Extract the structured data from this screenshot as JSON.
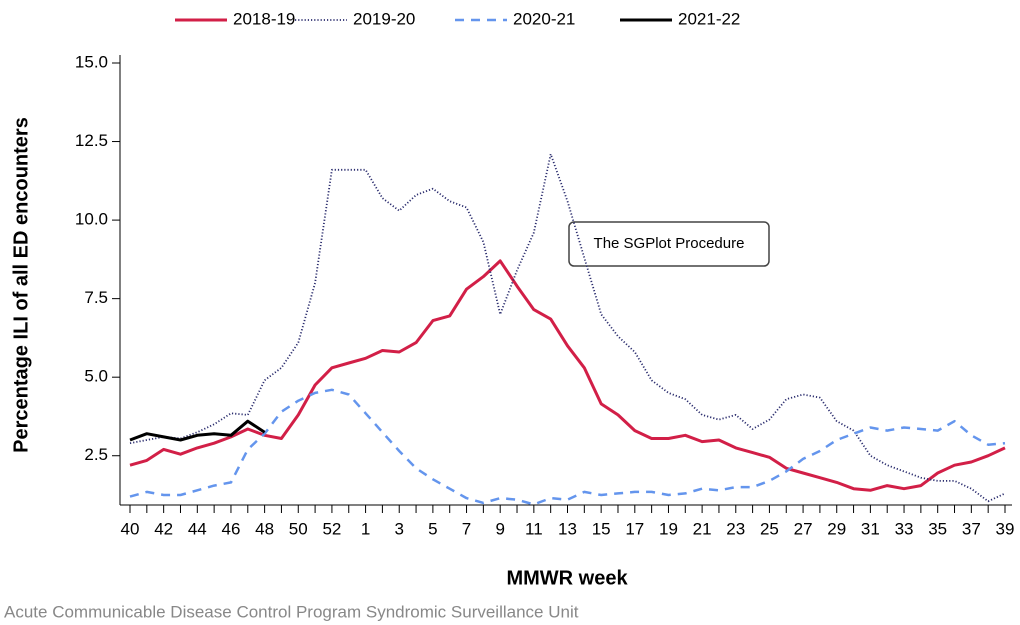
{
  "chart_data": {
    "type": "line",
    "x_label": "MMWR week",
    "y_label": "Percentage ILI of all ED encounters",
    "annotation": "The SGPlot Procedure",
    "footnote": "Acute Communicable Disease Control Program Syndromic Surveillance Unit",
    "categories": [
      "40",
      null,
      "42",
      null,
      "44",
      null,
      "46",
      null,
      "48",
      null,
      "50",
      null,
      "52",
      null,
      "1",
      null,
      "3",
      null,
      "5",
      null,
      "7",
      null,
      "9",
      null,
      "11",
      null,
      "13",
      null,
      "15",
      null,
      "17",
      null,
      "19",
      null,
      "21",
      null,
      "23",
      null,
      "25",
      null,
      "27",
      null,
      "29",
      null,
      "31",
      null,
      "33",
      null,
      "35",
      null,
      "37",
      null,
      "39"
    ],
    "ylim": [
      0.9,
      15
    ],
    "yticks": [
      2.5,
      {
        "value": 5,
        "label": "5.0"
      },
      7.5,
      {
        "value": 10,
        "label": "10.0"
      },
      12.5,
      {
        "value": 15,
        "label": "15.0"
      }
    ],
    "series": [
      {
        "name": "2018-19",
        "color": "#d21f47",
        "style": "solid",
        "values": [
          2.2,
          2.35,
          2.7,
          2.55,
          2.75,
          2.9,
          3.1,
          3.35,
          3.15,
          3.05,
          3.8,
          4.75,
          5.3,
          5.45,
          5.6,
          5.85,
          5.8,
          6.1,
          6.8,
          6.95,
          7.8,
          8.2,
          8.7,
          7.9,
          7.15,
          6.85,
          6.0,
          5.3,
          4.15,
          3.8,
          3.3,
          3.05,
          3.05,
          3.15,
          2.95,
          3.0,
          2.75,
          2.6,
          2.45,
          2.1,
          1.95,
          1.8,
          1.65,
          1.45,
          1.4,
          1.55,
          1.45,
          1.55,
          1.95,
          2.2,
          2.3,
          2.5,
          2.75
        ]
      },
      {
        "name": "2019-20",
        "color": "#2b2d6e",
        "style": "dotted",
        "values": [
          2.9,
          3.0,
          3.1,
          3.05,
          3.25,
          3.5,
          3.85,
          3.8,
          4.9,
          5.3,
          6.1,
          8.0,
          11.6,
          11.6,
          11.6,
          10.7,
          10.3,
          10.8,
          11.0,
          10.6,
          10.4,
          9.3,
          7.0,
          8.4,
          9.6,
          12.1,
          10.6,
          8.8,
          7.0,
          6.3,
          5.8,
          4.9,
          4.5,
          4.3,
          3.8,
          3.65,
          3.8,
          3.35,
          3.65,
          4.3,
          4.45,
          4.35,
          3.6,
          3.3,
          2.5,
          2.2,
          2.0,
          1.8,
          1.7,
          1.7,
          1.45,
          1.05,
          1.3
        ]
      },
      {
        "name": "2020-21",
        "color": "#6495ed",
        "style": "dashed",
        "values": [
          1.2,
          1.35,
          1.25,
          1.25,
          1.4,
          1.55,
          1.65,
          2.7,
          3.2,
          3.9,
          4.25,
          4.5,
          4.6,
          4.45,
          3.85,
          3.25,
          2.65,
          2.1,
          1.75,
          1.45,
          1.15,
          1.0,
          1.15,
          1.1,
          0.95,
          1.15,
          1.1,
          1.35,
          1.25,
          1.3,
          1.35,
          1.35,
          1.25,
          1.3,
          1.45,
          1.4,
          1.5,
          1.5,
          1.7,
          2.0,
          2.4,
          2.65,
          3.0,
          3.2,
          3.4,
          3.3,
          3.4,
          3.35,
          3.3,
          3.6,
          3.15,
          2.85,
          2.9
        ]
      },
      {
        "name": "2021-22",
        "color": "#000000",
        "style": "solid",
        "values": [
          3.0,
          3.2,
          3.1,
          3.0,
          3.15,
          3.2,
          3.15,
          3.6,
          3.25,
          null,
          null,
          null,
          null,
          null,
          null,
          null,
          null,
          null,
          null,
          null,
          null,
          null,
          null,
          null,
          null,
          null,
          null,
          null,
          null,
          null,
          null,
          null,
          null,
          null,
          null,
          null,
          null,
          null,
          null,
          null,
          null,
          null,
          null,
          null,
          null,
          null,
          null,
          null,
          null,
          null,
          null,
          null,
          null
        ]
      }
    ]
  }
}
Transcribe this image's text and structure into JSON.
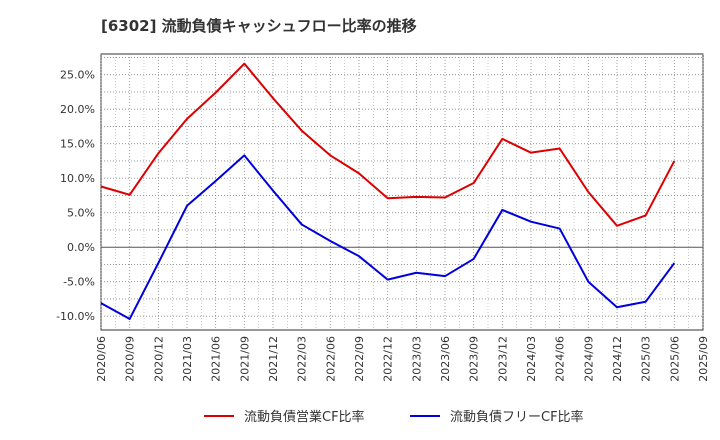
{
  "chart_data": {
    "type": "line",
    "title": "[6302]  流動負債キャッシュフロー比率の推移",
    "xlabel": "",
    "ylabel": "",
    "x": [
      "2020/06",
      "2020/09",
      "2020/12",
      "2021/03",
      "2021/06",
      "2021/09",
      "2021/12",
      "2022/03",
      "2022/06",
      "2022/09",
      "2022/12",
      "2023/03",
      "2023/06",
      "2023/09",
      "2023/12",
      "2024/03",
      "2024/06",
      "2024/09",
      "2024/12",
      "2025/03",
      "2025/06",
      "2025/09"
    ],
    "ylim": [
      -12,
      28
    ],
    "yticks": [
      -10,
      -5,
      0,
      5,
      10,
      15,
      20,
      25
    ],
    "ytick_labels": [
      "-10.0%",
      "-5.0%",
      "0.0%",
      "5.0%",
      "10.0%",
      "15.0%",
      "20.0%",
      "25.0%"
    ],
    "grid": true,
    "legend_position": "bottom",
    "series": [
      {
        "name": "流動負債営業CF比率",
        "color": "#dd0000",
        "values": [
          8.8,
          7.6,
          13.6,
          18.6,
          22.4,
          26.6,
          21.6,
          16.9,
          13.3,
          10.7,
          7.1,
          7.3,
          7.2,
          9.3,
          15.7,
          13.7,
          14.3,
          8.0,
          3.1,
          4.6,
          12.5,
          null
        ]
      },
      {
        "name": "流動負債フリーCF比率",
        "color": "#0000dd",
        "values": [
          -8.1,
          -10.4,
          -2.3,
          6.0,
          9.6,
          13.3,
          8.2,
          3.3,
          0.9,
          -1.3,
          -4.7,
          -3.7,
          -4.2,
          -1.7,
          5.4,
          3.7,
          2.7,
          -5.0,
          -8.7,
          -7.9,
          -2.3,
          null
        ]
      }
    ]
  }
}
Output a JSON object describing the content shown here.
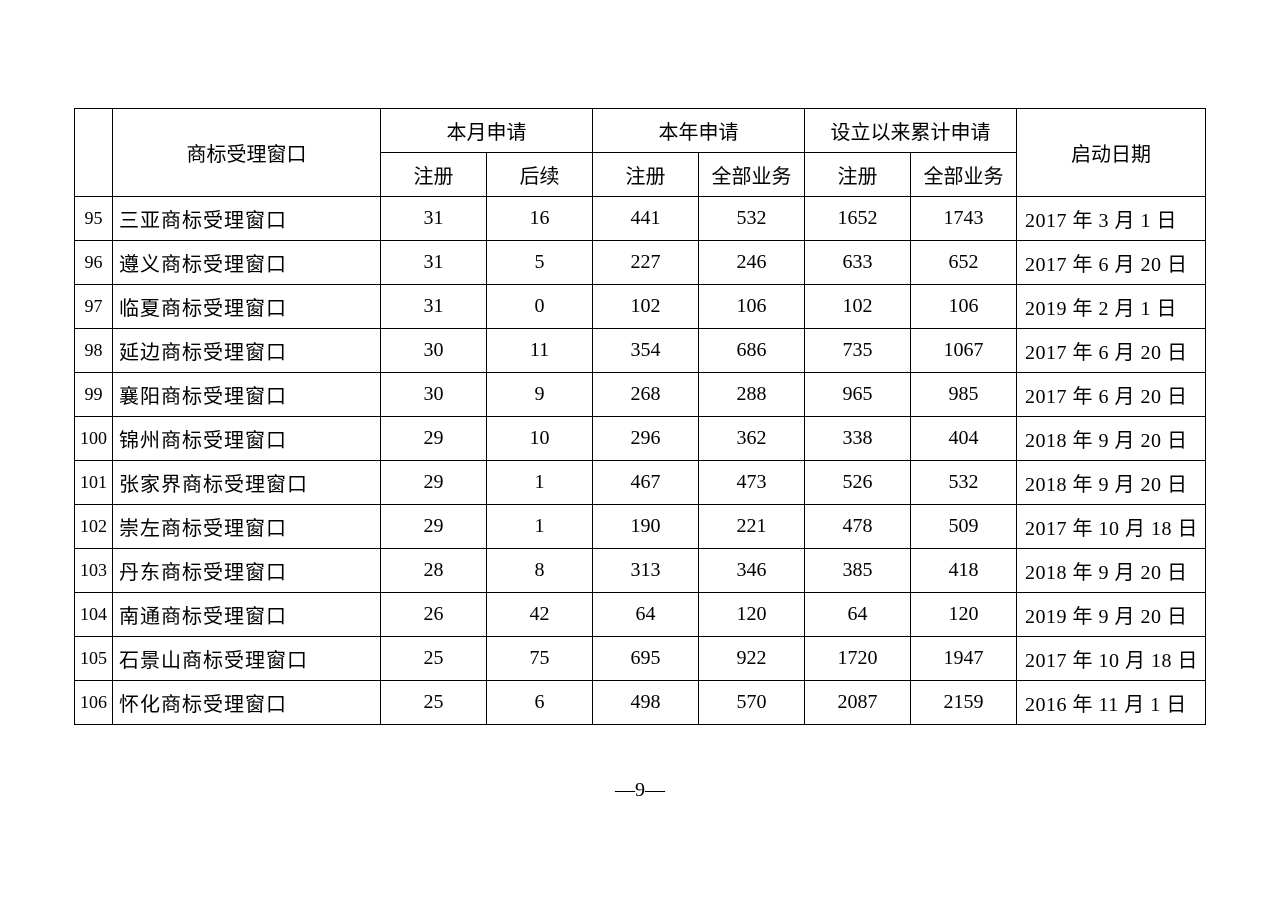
{
  "header": {
    "window": "商标受理窗口",
    "month": "本月申请",
    "year": "本年申请",
    "cumulative": "设立以来累计申请",
    "startdate": "启动日期",
    "reg": "注册",
    "follow": "后续",
    "all": "全部业务"
  },
  "rows": [
    {
      "idx": "95",
      "window": "三亚商标受理窗口",
      "m_reg": "31",
      "m_follow": "16",
      "y_reg": "441",
      "y_all": "532",
      "c_reg": "1652",
      "c_all": "1743",
      "date": "2017 年 3 月 1 日"
    },
    {
      "idx": "96",
      "window": "遵义商标受理窗口",
      "m_reg": "31",
      "m_follow": "5",
      "y_reg": "227",
      "y_all": "246",
      "c_reg": "633",
      "c_all": "652",
      "date": "2017 年 6 月 20 日"
    },
    {
      "idx": "97",
      "window": "临夏商标受理窗口",
      "m_reg": "31",
      "m_follow": "0",
      "y_reg": "102",
      "y_all": "106",
      "c_reg": "102",
      "c_all": "106",
      "date": "2019 年 2 月 1 日"
    },
    {
      "idx": "98",
      "window": "延边商标受理窗口",
      "m_reg": "30",
      "m_follow": "11",
      "y_reg": "354",
      "y_all": "686",
      "c_reg": "735",
      "c_all": "1067",
      "date": "2017 年 6 月 20 日"
    },
    {
      "idx": "99",
      "window": "襄阳商标受理窗口",
      "m_reg": "30",
      "m_follow": "9",
      "y_reg": "268",
      "y_all": "288",
      "c_reg": "965",
      "c_all": "985",
      "date": "2017 年 6 月 20 日"
    },
    {
      "idx": "100",
      "window": "锦州商标受理窗口",
      "m_reg": "29",
      "m_follow": "10",
      "y_reg": "296",
      "y_all": "362",
      "c_reg": "338",
      "c_all": "404",
      "date": "2018 年 9 月 20 日"
    },
    {
      "idx": "101",
      "window": "张家界商标受理窗口",
      "m_reg": "29",
      "m_follow": "1",
      "y_reg": "467",
      "y_all": "473",
      "c_reg": "526",
      "c_all": "532",
      "date": "2018 年 9 月 20 日"
    },
    {
      "idx": "102",
      "window": "崇左商标受理窗口",
      "m_reg": "29",
      "m_follow": "1",
      "y_reg": "190",
      "y_all": "221",
      "c_reg": "478",
      "c_all": "509",
      "date": "2017 年 10 月 18 日"
    },
    {
      "idx": "103",
      "window": "丹东商标受理窗口",
      "m_reg": "28",
      "m_follow": "8",
      "y_reg": "313",
      "y_all": "346",
      "c_reg": "385",
      "c_all": "418",
      "date": "2018 年 9 月 20 日"
    },
    {
      "idx": "104",
      "window": "南通商标受理窗口",
      "m_reg": "26",
      "m_follow": "42",
      "y_reg": "64",
      "y_all": "120",
      "c_reg": "64",
      "c_all": "120",
      "date": "2019 年 9 月 20 日"
    },
    {
      "idx": "105",
      "window": "石景山商标受理窗口",
      "m_reg": "25",
      "m_follow": "75",
      "y_reg": "695",
      "y_all": "922",
      "c_reg": "1720",
      "c_all": "1947",
      "date": "2017 年 10 月 18 日"
    },
    {
      "idx": "106",
      "window": "怀化商标受理窗口",
      "m_reg": "25",
      "m_follow": "6",
      "y_reg": "498",
      "y_all": "570",
      "c_reg": "2087",
      "c_all": "2159",
      "date": "2016 年 11 月 1 日"
    }
  ],
  "page": "—9—"
}
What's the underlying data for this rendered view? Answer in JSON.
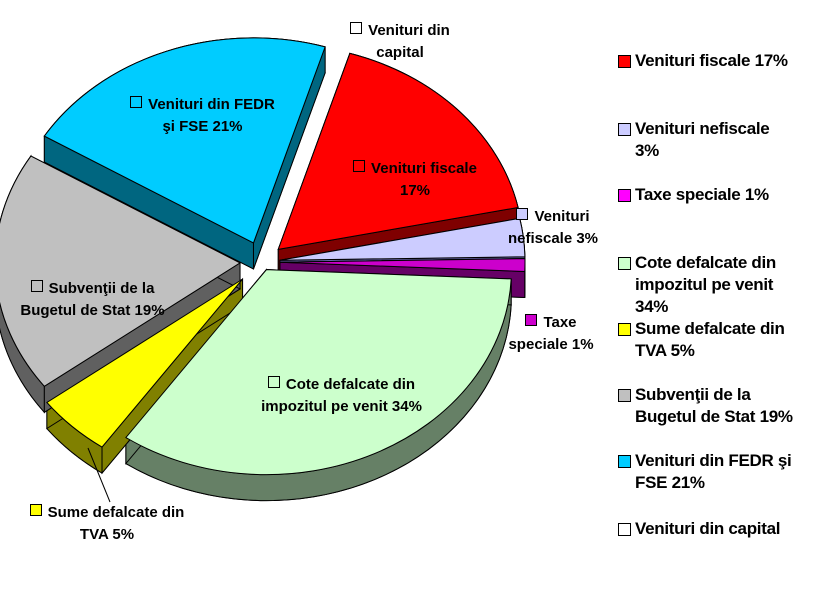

-=-=-

Your goal >>
Copy out all lines above that include the string "style".

Finished exercise >>
        "style": "solid",
        "style": "dotted",
        "style": "dashed",
        "style": "solid",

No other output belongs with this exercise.